Records supplied
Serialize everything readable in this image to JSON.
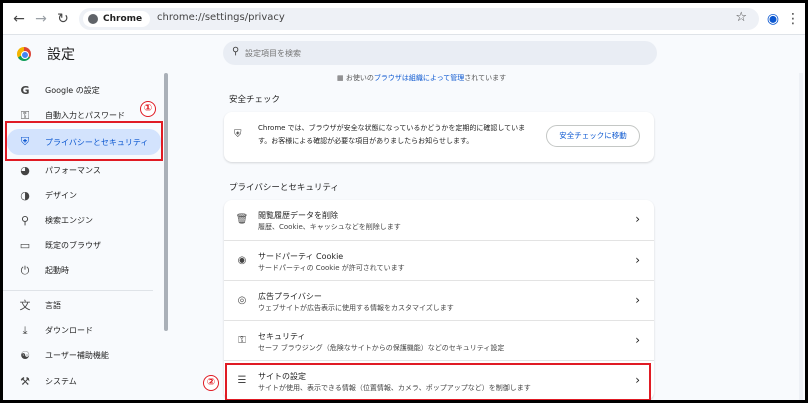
{
  "toolbar": {
    "chip_label": "Chrome",
    "url": "chrome://settings/privacy",
    "back_icon": "back-arrow-icon",
    "forward_icon": "forward-arrow-icon",
    "reload_icon": "reload-icon"
  },
  "header": {
    "title": "設定",
    "search_placeholder": "設定項目を検索"
  },
  "sidebar": {
    "items": [
      {
        "label": "Google の設定",
        "icon": "google-icon"
      },
      {
        "label": "自動入力とパスワード",
        "icon": "key-icon"
      },
      {
        "label": "プライバシーとセキュリティ",
        "icon": "shield-icon"
      },
      {
        "label": "パフォーマンス",
        "icon": "speedometer-icon"
      },
      {
        "label": "デザイン",
        "icon": "palette-icon"
      },
      {
        "label": "検索エンジン",
        "icon": "search-icon"
      },
      {
        "label": "既定のブラウザ",
        "icon": "browser-icon"
      },
      {
        "label": "起動時",
        "icon": "power-icon"
      },
      {
        "label": "言語",
        "icon": "translate-icon"
      },
      {
        "label": "ダウンロード",
        "icon": "download-icon"
      },
      {
        "label": "ユーザー補助機能",
        "icon": "accessibility-icon"
      },
      {
        "label": "システム",
        "icon": "wrench-icon"
      }
    ]
  },
  "annotations": {
    "one": "①",
    "two": "②"
  },
  "main": {
    "note_prefix": "お使いの",
    "note_link": "ブラウザは組織によって管理",
    "note_suffix": "されています",
    "safety_title": "安全チェック",
    "safety_text": "Chrome では、ブラウザが安全な状態になっているかどうかを定期的に確認しています。お客様による確認が必要な項目がありましたらお知らせします。",
    "safety_button": "安全チェックに移動",
    "privacy_title": "プライバシーとセキュリティ",
    "rows": [
      {
        "title": "閲覧履歴データを削除",
        "desc": "履歴、Cookie、キャッシュなどを削除します",
        "icon": "trash-icon"
      },
      {
        "title": "サードパーティ Cookie",
        "desc": "サードパーティの Cookie が許可されています",
        "icon": "cookie-icon"
      },
      {
        "title": "広告プライバシー",
        "desc": "ウェブサイトが広告表示に使用する情報をカスタマイズします",
        "icon": "ads-privacy-icon"
      },
      {
        "title": "セキュリティ",
        "desc": "セーフ ブラウジング（危険なサイトからの保護機能）などのセキュリティ設定",
        "icon": "lock-icon"
      },
      {
        "title": "サイトの設定",
        "desc": "サイトが使用、表示できる情報（位置情報、カメラ、ポップアップなど）を制御します",
        "icon": "sliders-icon"
      }
    ]
  }
}
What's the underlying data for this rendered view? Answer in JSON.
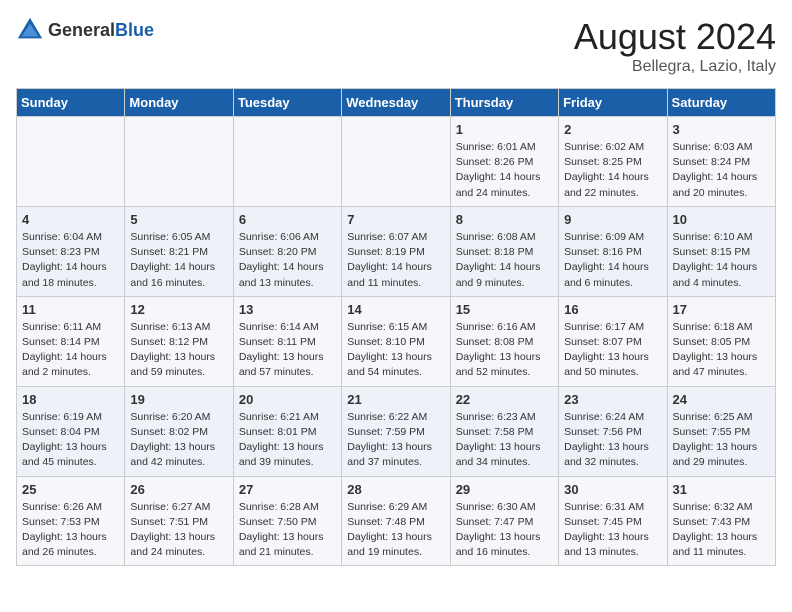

Task prompt
Quote all the records verbatim, dropping any pictures from your copy.

Final answer
Serialize everything readable in this image to JSON.
{
  "toolbar": {
    "chip_label": "Chrome",
    "url": "chrome://settings/privacy",
    "back_icon": "back-arrow-icon",
    "forward_icon": "forward-arrow-icon",
    "reload_icon": "reload-icon"
  },
  "header": {
    "title": "設定",
    "search_placeholder": "設定項目を検索"
  },
  "sidebar": {
    "items": [
      {
        "label": "Google の設定",
        "icon": "google-icon"
      },
      {
        "label": "自動入力とパスワード",
        "icon": "key-icon"
      },
      {
        "label": "プライバシーとセキュリティ",
        "icon": "shield-icon"
      },
      {
        "label": "パフォーマンス",
        "icon": "speedometer-icon"
      },
      {
        "label": "デザイン",
        "icon": "palette-icon"
      },
      {
        "label": "検索エンジン",
        "icon": "search-icon"
      },
      {
        "label": "既定のブラウザ",
        "icon": "browser-icon"
      },
      {
        "label": "起動時",
        "icon": "power-icon"
      },
      {
        "label": "言語",
        "icon": "translate-icon"
      },
      {
        "label": "ダウンロード",
        "icon": "download-icon"
      },
      {
        "label": "ユーザー補助機能",
        "icon": "accessibility-icon"
      },
      {
        "label": "システム",
        "icon": "wrench-icon"
      }
    ]
  },
  "annotations": {
    "one": "①",
    "two": "②"
  },
  "main": {
    "note_prefix": "お使いの",
    "note_link": "ブラウザは組織によって管理",
    "note_suffix": "されています",
    "safety_title": "安全チェック",
    "safety_text": "Chrome では、ブラウザが安全な状態になっているかどうかを定期的に確認しています。お客様による確認が必要な項目がありましたらお知らせします。",
    "safety_button": "安全チェックに移動",
    "privacy_title": "プライバシーとセキュリティ",
    "rows": [
      {
        "title": "閲覧履歴データを削除",
        "desc": "履歴、Cookie、キャッシュなどを削除します",
        "icon": "trash-icon"
      },
      {
        "title": "サードパーティ Cookie",
        "desc": "サードパーティの Cookie が許可されています",
        "icon": "cookie-icon"
      },
      {
        "title": "広告プライバシー",
        "desc": "ウェブサイトが広告表示に使用する情報をカスタマイズします",
        "icon": "ads-privacy-icon"
      },
      {
        "title": "セキュリティ",
        "desc": "セーフ ブラウジング（危険なサイトからの保護機能）などのセキュリティ設定",
        "icon": "lock-icon"
      },
      {
        "title": "サイトの設定",
        "desc": "サイトが使用、表示できる情報（位置情報、カメラ、ポップアップなど）を制御します",
        "icon": "sliders-icon"
      }
    ]
  }
}
What's the underlying data for this rendered view? Answer in JSON.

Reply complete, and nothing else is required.